WHAT IS EXPECTED:
Reproduce each line exactly.

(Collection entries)
'''

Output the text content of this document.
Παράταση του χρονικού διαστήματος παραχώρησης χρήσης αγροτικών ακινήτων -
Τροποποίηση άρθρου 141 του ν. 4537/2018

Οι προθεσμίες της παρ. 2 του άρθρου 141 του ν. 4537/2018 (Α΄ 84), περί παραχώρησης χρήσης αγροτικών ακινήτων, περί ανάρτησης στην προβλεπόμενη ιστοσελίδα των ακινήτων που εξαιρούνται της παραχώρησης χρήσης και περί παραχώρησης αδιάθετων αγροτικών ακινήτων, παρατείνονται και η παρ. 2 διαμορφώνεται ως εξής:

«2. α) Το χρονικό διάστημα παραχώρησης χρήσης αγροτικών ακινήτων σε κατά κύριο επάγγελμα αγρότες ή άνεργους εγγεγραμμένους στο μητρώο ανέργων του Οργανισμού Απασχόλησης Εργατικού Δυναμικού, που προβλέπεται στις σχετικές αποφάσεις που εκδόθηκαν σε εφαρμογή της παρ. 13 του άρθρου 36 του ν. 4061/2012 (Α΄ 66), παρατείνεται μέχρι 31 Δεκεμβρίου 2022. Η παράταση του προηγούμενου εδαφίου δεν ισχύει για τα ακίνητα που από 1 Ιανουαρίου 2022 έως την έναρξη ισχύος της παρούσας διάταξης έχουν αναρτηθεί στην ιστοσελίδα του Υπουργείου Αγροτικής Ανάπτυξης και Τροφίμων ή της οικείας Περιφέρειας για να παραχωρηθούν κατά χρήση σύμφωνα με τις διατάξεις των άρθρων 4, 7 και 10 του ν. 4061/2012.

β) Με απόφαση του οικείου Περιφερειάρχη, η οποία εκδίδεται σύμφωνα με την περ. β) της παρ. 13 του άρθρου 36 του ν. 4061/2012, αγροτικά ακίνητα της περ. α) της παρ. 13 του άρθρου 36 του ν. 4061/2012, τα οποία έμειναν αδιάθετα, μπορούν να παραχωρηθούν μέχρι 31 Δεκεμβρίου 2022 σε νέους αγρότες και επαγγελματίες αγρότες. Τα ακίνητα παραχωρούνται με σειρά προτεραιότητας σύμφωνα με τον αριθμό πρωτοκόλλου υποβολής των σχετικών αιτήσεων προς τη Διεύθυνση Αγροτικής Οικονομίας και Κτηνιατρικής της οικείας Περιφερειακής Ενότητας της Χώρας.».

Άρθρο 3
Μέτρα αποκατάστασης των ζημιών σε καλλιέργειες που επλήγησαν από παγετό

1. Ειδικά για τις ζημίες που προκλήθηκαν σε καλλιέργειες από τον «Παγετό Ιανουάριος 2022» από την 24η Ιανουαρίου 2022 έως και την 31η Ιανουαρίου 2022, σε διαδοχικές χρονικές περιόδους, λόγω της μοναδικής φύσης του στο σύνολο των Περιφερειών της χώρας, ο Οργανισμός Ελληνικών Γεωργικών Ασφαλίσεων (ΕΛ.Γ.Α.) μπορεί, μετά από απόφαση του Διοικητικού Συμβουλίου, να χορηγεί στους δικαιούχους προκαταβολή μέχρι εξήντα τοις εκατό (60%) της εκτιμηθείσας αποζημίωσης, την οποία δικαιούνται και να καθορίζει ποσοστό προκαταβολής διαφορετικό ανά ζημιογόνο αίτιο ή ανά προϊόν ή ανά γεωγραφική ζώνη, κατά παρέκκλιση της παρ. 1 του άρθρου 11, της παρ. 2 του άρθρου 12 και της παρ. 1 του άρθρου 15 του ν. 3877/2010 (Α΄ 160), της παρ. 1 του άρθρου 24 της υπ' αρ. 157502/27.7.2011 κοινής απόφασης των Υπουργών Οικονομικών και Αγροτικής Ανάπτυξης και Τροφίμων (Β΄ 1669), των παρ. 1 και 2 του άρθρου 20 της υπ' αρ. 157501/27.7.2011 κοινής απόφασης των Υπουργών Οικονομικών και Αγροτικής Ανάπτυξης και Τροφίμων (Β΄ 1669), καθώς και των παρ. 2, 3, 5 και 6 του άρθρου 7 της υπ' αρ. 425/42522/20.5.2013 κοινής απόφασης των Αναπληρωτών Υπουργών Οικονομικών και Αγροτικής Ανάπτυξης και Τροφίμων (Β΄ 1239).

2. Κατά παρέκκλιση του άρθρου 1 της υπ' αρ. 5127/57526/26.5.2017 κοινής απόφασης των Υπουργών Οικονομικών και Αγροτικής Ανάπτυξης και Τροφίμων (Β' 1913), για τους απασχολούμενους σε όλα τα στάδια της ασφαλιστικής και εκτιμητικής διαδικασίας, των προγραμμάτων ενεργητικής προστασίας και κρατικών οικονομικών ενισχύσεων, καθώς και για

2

'''

EXERCISE RESULT:
Output the text content of this document.
Παράταση του χρονικού διαστήματος παραχώρησης χρήσης αγροτικών ακινήτων -
Τροποποίηση άρθρου 141 του ν. 4537/2018

Οι προθεσμίες της παρ. 2 του άρθρου 141 του ν. 4537/2018 (Α΄ 84), περί παραχώρησης χρήσης αγροτικών ακινήτων, περί ανάρτησης στην προβλεπόμενη ιστοσελίδα των ακινήτων που εξαιρούνται της παραχώρησης χρήσης και περί παραχώρησης αδιάθετων αγροτικών ακινήτων, παρατείνονται και η παρ. 2 διαμορφώνεται ως εξής:

«2. α) Το χρονικό διάστημα παραχώρησης χρήσης αγροτικών ακινήτων σε κατά κύριο επάγγελμα αγρότες ή άνεργους εγγεγραμμένους στο μητρώο ανέργων του Οργανισμού Απασχόλησης Εργατικού Δυναμικού, που προβλέπεται στις σχετικές αποφάσεις που εκδόθηκαν σε εφαρμογή της παρ. 13 του άρθρου 36 του ν. 4061/2012 (Α΄ 66), παρατείνεται μέχρι 31 Δεκεμβρίου 2022. Η παράταση του προηγούμενου εδαφίου δεν ισχύει για τα ακίνητα που από 1 Ιανουαρίου 2022 έως την έναρξη ισχύος της παρούσας διάταξης έχουν αναρτηθεί στην ιστοσελίδα του Υπουργείου Αγροτικής Ανάπτυξης και Τροφίμων ή της οικείας Περιφέρειας για να παραχωρηθούν κατά χρήση σύμφωνα με τις διατάξεις των άρθρων 4, 7 και 10 του ν. 4061/2012.

β) Με απόφαση του οικείου Περιφερειάρχη, η οποία εκδίδεται σύμφωνα με την περ. β) της παρ. 13 του άρθρου 36 του ν. 4061/2012, αγροτικά ακίνητα της περ. α) της παρ. 13 του άρθρου 36 του ν. 4061/2012, τα οποία έμειναν αδιάθετα, μπορούν να παραχωρηθούν μέχρι 31 Δεκεμβρίου 2022 σε νέους αγρότες και επαγγελματίες αγρότες. Τα ακίνητα παραχωρούνται με σειρά προτεραιότητας σύμφωνα με τον αριθμό πρωτοκόλλου υποβολής των σχετικών αιτήσεων προς τη Διεύθυνση Αγροτικής Οικονομίας και Κτηνιατρικής της οικείας Περιφερειακής Ενότητας της Χώρας.».

Άρθρο 3
Μέτρα αποκατάστασης των ζημιών σε καλλιέργειες που επλήγησαν από παγετό

1. Ειδικά για τις ζημίες που προκλήθηκαν σε καλλιέργειες από τον «Παγετό Ιανουάριος 2022» από την 24η Ιανουαρίου 2022 έως και την 31η Ιανουαρίου 2022, σε διαδοχικές χρονικές περιόδους, λόγω της μοναδικής φύσης του στο σύνολο των Περιφερειών της χώρας, ο Οργανισμός Ελληνικών Γεωργικών Ασφαλίσεων (ΕΛ.Γ.Α.) μπορεί, μετά από απόφαση του Διοικητικού Συμβουλίου, να χορηγεί στους δικαιούχους προκαταβολή μέχρι εξήντα τοις εκατό (60%) της εκτιμηθείσας αποζημίωσης, την οποία δικαιούνται και να καθορίζει ποσοστό προκαταβολής διαφορετικό ανά ζημιογόνο αίτιο ή ανά προϊόν ή ανά γεωγραφική ζώνη, κατά παρέκκλιση της παρ. 1 του άρθρου 11, της παρ. 2 του άρθρου 12 και της παρ. 1 του άρθρου 15 του ν. 3877/2010 (Α΄ 160), της παρ. 1 του άρθρου 24 της υπ' αρ. 157502/27.7.2011 κοινής απόφασης των Υπουργών Οικονομικών και Αγροτικής Ανάπτυξης και Τροφίμων (Β΄ 1669), των παρ. 1 και 2 του άρθρου 20 της υπ' αρ. 157501/27.7.2011 κοινής απόφασης των Υπουργών Οικονομικών και Αγροτικής Ανάπτυξης και Τροφίμων (Β΄ 1669), καθώς και των παρ. 2, 3, 5 και 6 του άρθρου 7 της υπ' αρ. 425/42522/20.5.2013 κοινής απόφασης των Αναπληρωτών Υπουργών Οικονομικών και Αγροτικής Ανάπτυξης και Τροφίμων (Β΄ 1239).

2. Κατά παρέκκλιση του άρθρου 1 της υπ' αρ. 5127/57526/26.5.2017 κοινής απόφασης των Υπουργών Οικονομικών και Αγροτικής Ανάπτυξης και Τροφίμων (Β' 1913), για τους απασχολούμενους σε όλα τα στάδια της ασφαλιστικής και εκτιμητικής διαδικασίας, των προγραμμάτων ενεργητικής προστασίας και κρατικών οικονομικών ενισχύσεων, καθώς και για

2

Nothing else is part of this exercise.